◆ **Directive**: Only the lines from the one containing "What does this" to the end of the records should be written out, exactly and with both ends included; pictures are excluded.

## BEGIN Records provided

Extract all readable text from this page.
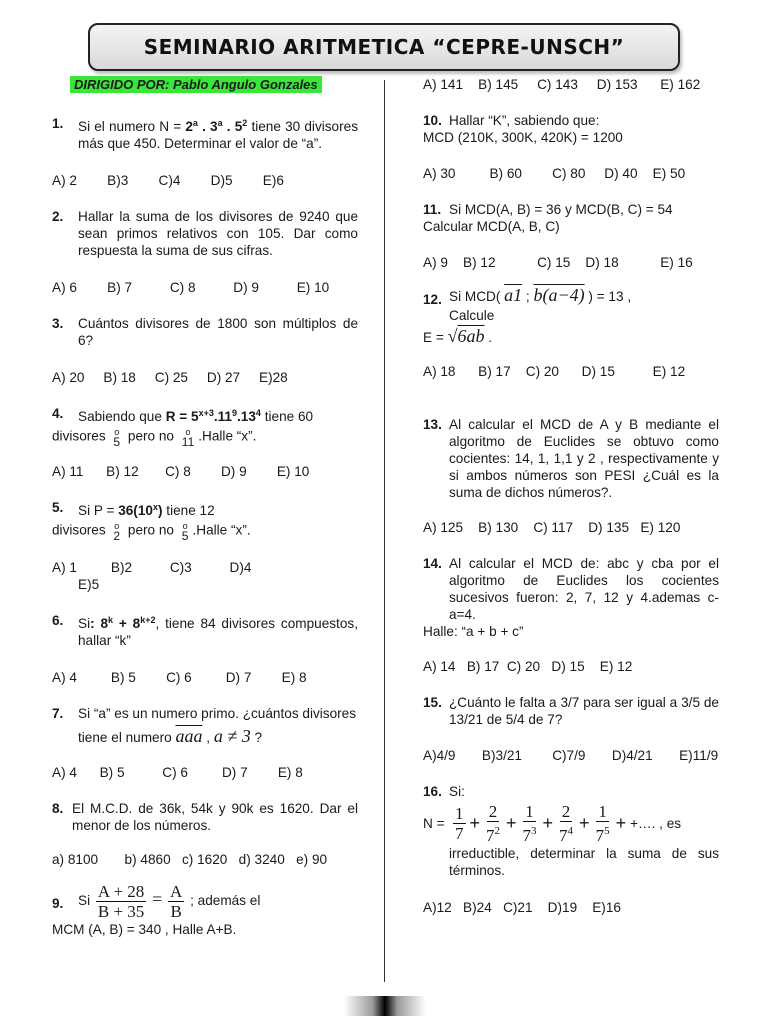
SEMINARIO ARITMETICA “CEPRE-UNSCH”
DIRIGIDO POR: Pablo Angulo Gonzales
1. Si el numero $N = 2^a$ . 3$^a$ . $5^2$ tiene 30 divisores más que 450. Determinar el valor de “a”.
A) 2        B)3        C)4        D)5        E)6
2. Hallar la suma de los divisores de 9240 que sean primos relativos con 105. Dar como respuesta la suma de sus cifras.
A) 6        B) 7          C) 8          D) 9          E) 10
3. Cuántos divisores de 1800 son múltiplos de 6?
A) 20     B) 18     C) 25     D) 27     E)28
4. Sabiendo que $R = 5^{x+3}.11^9.13^4$ tiene 60
divisores o
5 pero no o
11 .Halle “x”.
A) 11      B) 12       C) 8        D) 9        E) 10
5. Si $P = 36(10^x)$ tiene 12
divisores o
2 pero no o
5 .Halle “x”.
A) 1         B)2          C)3          D)4
E)5
6. Si: $8^k + 8^{k+2}$, tiene 84 divisores compuestos, hallar “k”
A) 4         B) 5        C) 6         D) 7        E) 8
7. Si “a” es un numero primo. ¿cuántos divisores
tiene el numero $\overline{aaa}$ , a ≠ 3 ?
A) 4      B) 5          C) 6         D) 7        E) 8
8. El M.C.D. de 36k, 54k y 90k es 1620. Dar el menor de los números.
a) 8100       b) 4860   c) 1620   d) 3240   e) 90
9. Si $\frac{A + 28}{B + 35} = \frac{A}{B}$ ; además el
MCM (A, B) = 340 , Halle A+B.
A) 141    B) 145     C) 143     D) 153      E) 162
10. Hallar “K”, sabiendo que:
MCD (210K, 300K, 420K) = 1200
A) 30         B) 60        C) 80     D) 40    E) 50
11. Si MCD(A, B) = 36 y MCD(B, C) = 54
Calcular MCD(A, B, C)
A) 9    B) 12           C) 15    D) 18           E) 16
12. Si MCD( a1 ; b(a−4) ) = 13 ,
Calcule
E = √6ab .
A) 18      B) 17    C) 20      D) 15          E) 12
13. Al calcular el MCD de A y B mediante el algoritmo de Euclides se obtuvo como cocientes: 14, 1, 1,1 y 2 , respectivamente y si ambos números son PESI ¿Cuál es la suma de dichos números?.
A) 125    B) 130    C) 117    D) 135   E) 120
14. Al calcular el MCD de: abc y cba por el algoritmo de Euclides los cocientes sucesivos fueron: 2, 7, 12 y 4.ademas c-a=4.
Halle: “a + b + c”
A) 14   B) 17  C) 20   D) 15    E) 12
15. ¿Cuánto le falta a 3/7 para ser igual a 3/5 de 13/21 de 5/4 de 7?
A)4/9       B)3/21        C)7/9       D)4/21       E)11/9
16. Si:
$N = \frac{1}{7} + \frac{2}{7^2} + \frac{1}{7^3} + \frac{2}{7^4} + \frac{1}{7^5}$ + +…. , es
irreductible, determinar la suma de sus términos.
A)12   B)24   C)21    D)19    E)16
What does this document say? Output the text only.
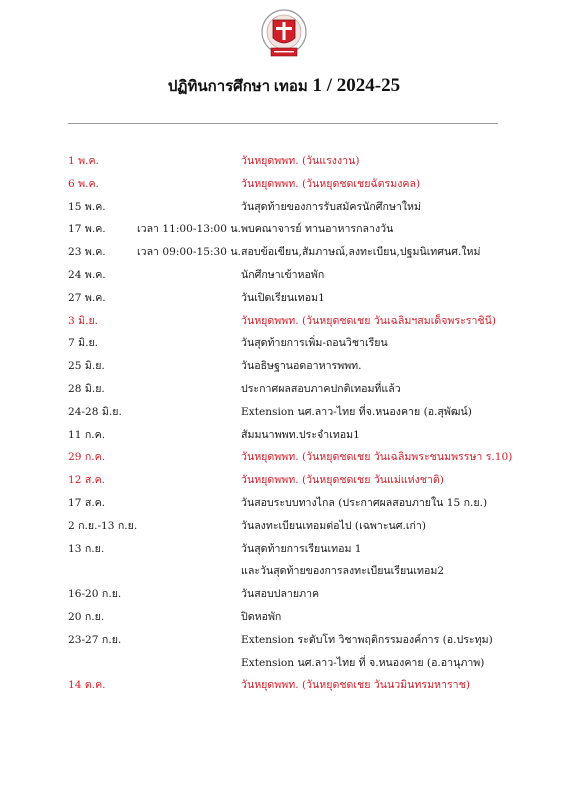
ปฏิทินการศึกษา เทอม 1 / 2024-25
1 พ.ค.	วันหยุดพพท. (วันแรงงาน)
6 พ.ค.	วันหยุดพพท. (วันหยุดชดเชยฉัตรมงคล)
15 พ.ค.	วันสุดท้ายของการรับสมัครนักศึกษาใหม่
17 พ.ค.	เวลา 11:00-13:00 น. พบคณาจารย์ ทานอาหารกลางวัน
23 พ.ค.	เวลา 09:00-15:30 น. สอบข้อเขียน,สัมภาษณ์,ลงทะเบียน,ปฐมนิเทศนศ.ใหม่
24 พ.ค.	นักศึกษาเข้าหอพัก
27 พ.ค.	วันเปิดเรียนเทอม1
3 มิ.ย.	วันหยุดพพท. (วันหยุดชดเชย วันเฉลิมฯสมเด็จพระราชินี)
7 มิ.ย.	วันสุดท้ายการเพิ่ม-ถอนวิชาเรียน
25 มิ.ย.	วันอธิษฐานอดอาหารพพท.
28 มิ.ย.	ประกาศผลสอบภาคปกติเทอมที่แล้ว
24-28 มิ.ย.	Extension นศ.ลาว-ไทย ที่จ.หนองคาย (อ.สุพัฒน์)
11 ก.ค.	สัมมนาพพท.ประจำเทอม1
29 ก.ค.	วันหยุดพพท. (วันหยุดชดเชย วันเฉลิมพระชนมพรรษา ร.10)
12 ส.ค.	วันหยุดพพท. (วันหยุดชดเชย วันแม่แห่งชาติ)
17 ส.ค.	วันสอบระบบทางไกล (ประกาศผลสอบภายใน 15 ก.ย.)
2 ก.ย.-13 ก.ย.	วันลงทะเบียนเทอมต่อไป (เฉพาะนศ.เก่า)
13 ก.ย.	วันสุดท้ายการเรียนเทอม 1
และวันสุดท้ายของการลงทะเบียนเรียนเทอม2
16-20 ก.ย.	วันสอบปลายภาค
20 ก.ย.	ปิดหอพัก
23-27 ก.ย.	Extension ระดับโท วิชาพฤติกรรมองค์การ (อ.ประทุม)
Extension นศ.ลาว-ไทย ที่ จ.หนองคาย (อ.อานุภาพ)
14 ต.ค.	วันหยุดพพท. (วันหยุดชดเชย วันนวมินทรมหาราช)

## END Records provided

◆ **Finished exercise**:
What does this document say? Output the text only.
ปฏิทินการศึกษา เทอม 1 / 2024-25
1 พ.ค.	วันหยุดพพท. (วันแรงงาน)
6 พ.ค.	วันหยุดพพท. (วันหยุดชดเชยฉัตรมงคล)
15 พ.ค.	วันสุดท้ายของการรับสมัครนักศึกษาใหม่
17 พ.ค.	เวลา 11:00-13:00 น. พบคณาจารย์ ทานอาหารกลางวัน
23 พ.ค.	เวลา 09:00-15:30 น. สอบข้อเขียน,สัมภาษณ์,ลงทะเบียน,ปฐมนิเทศนศ.ใหม่
24 พ.ค.	นักศึกษาเข้าหอพัก
27 พ.ค.	วันเปิดเรียนเทอม1
3 มิ.ย.	วันหยุดพพท. (วันหยุดชดเชย วันเฉลิมฯสมเด็จพระราชินี)
7 มิ.ย.	วันสุดท้ายการเพิ่ม-ถอนวิชาเรียน
25 มิ.ย.	วันอธิษฐานอดอาหารพพท.
28 มิ.ย.	ประกาศผลสอบภาคปกติเทอมที่แล้ว
24-28 มิ.ย.	Extension นศ.ลาว-ไทย ที่จ.หนองคาย (อ.สุพัฒน์)
11 ก.ค.	สัมมนาพพท.ประจำเทอม1
29 ก.ค.	วันหยุดพพท. (วันหยุดชดเชย วันเฉลิมพระชนมพรรษา ร.10)
12 ส.ค.	วันหยุดพพท. (วันหยุดชดเชย วันแม่แห่งชาติ)
17 ส.ค.	วันสอบระบบทางไกล (ประกาศผลสอบภายใน 15 ก.ย.)
2 ก.ย.-13 ก.ย.	วันลงทะเบียนเทอมต่อไป (เฉพาะนศ.เก่า)
13 ก.ย.	วันสุดท้ายการเรียนเทอม 1
และวันสุดท้ายของการลงทะเบียนเรียนเทอม2
16-20 ก.ย.	วันสอบปลายภาค
20 ก.ย.	ปิดหอพัก
23-27 ก.ย.	Extension ระดับโท วิชาพฤติกรรมองค์การ (อ.ประทุม)
Extension นศ.ลาว-ไทย ที่ จ.หนองคาย (อ.อานุภาพ)
14 ต.ค.	วันหยุดพพท. (วันหยุดชดเชย วันนวมินทรมหาราช)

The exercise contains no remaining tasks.